**WRITTEN PROBLEM:** In the entries below, find every line with "September" and copy it.
+++
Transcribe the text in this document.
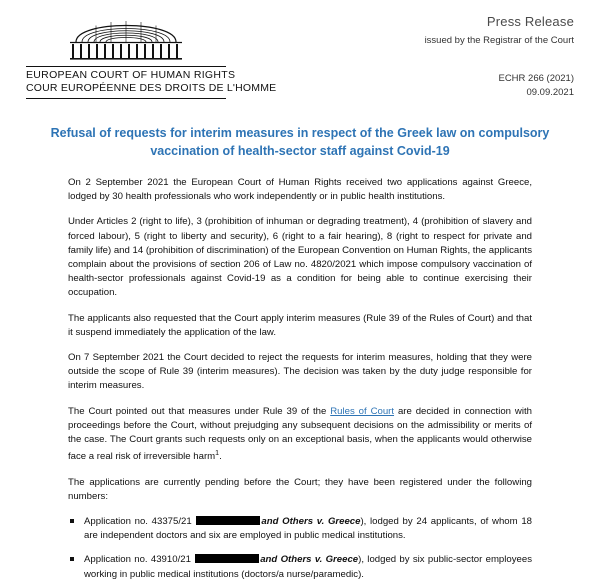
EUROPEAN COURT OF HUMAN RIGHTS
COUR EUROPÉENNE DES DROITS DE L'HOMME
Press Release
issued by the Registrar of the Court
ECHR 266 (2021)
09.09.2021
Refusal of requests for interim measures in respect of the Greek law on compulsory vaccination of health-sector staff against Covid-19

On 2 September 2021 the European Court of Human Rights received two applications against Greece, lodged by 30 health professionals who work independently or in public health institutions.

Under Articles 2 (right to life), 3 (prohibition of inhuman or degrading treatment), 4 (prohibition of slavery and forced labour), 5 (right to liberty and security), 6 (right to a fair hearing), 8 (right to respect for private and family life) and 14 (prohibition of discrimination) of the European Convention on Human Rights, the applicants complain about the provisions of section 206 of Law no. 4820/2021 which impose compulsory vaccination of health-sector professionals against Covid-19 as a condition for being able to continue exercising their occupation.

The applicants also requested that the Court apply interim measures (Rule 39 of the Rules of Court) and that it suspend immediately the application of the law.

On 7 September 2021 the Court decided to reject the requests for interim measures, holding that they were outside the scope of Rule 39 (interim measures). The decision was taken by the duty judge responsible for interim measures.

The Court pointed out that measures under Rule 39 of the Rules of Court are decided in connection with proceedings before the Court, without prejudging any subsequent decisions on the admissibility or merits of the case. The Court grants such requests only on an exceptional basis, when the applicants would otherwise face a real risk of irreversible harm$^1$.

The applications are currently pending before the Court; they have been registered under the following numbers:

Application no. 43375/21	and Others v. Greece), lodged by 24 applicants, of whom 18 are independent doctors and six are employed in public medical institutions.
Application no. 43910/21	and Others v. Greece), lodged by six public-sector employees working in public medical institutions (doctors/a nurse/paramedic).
+++
**TASK RESPONSE:**
On 2 September 2021 the European Court of Human Rights received two applications against Greece, lodged by 30 health professionals who work independently or in public health institutions.
On 7 September 2021 the Court decided to reject the requests for interim measures, holding that they were outside the scope of Rule 39 (interim measures). The decision was taken by the duty judge responsible for interim measures.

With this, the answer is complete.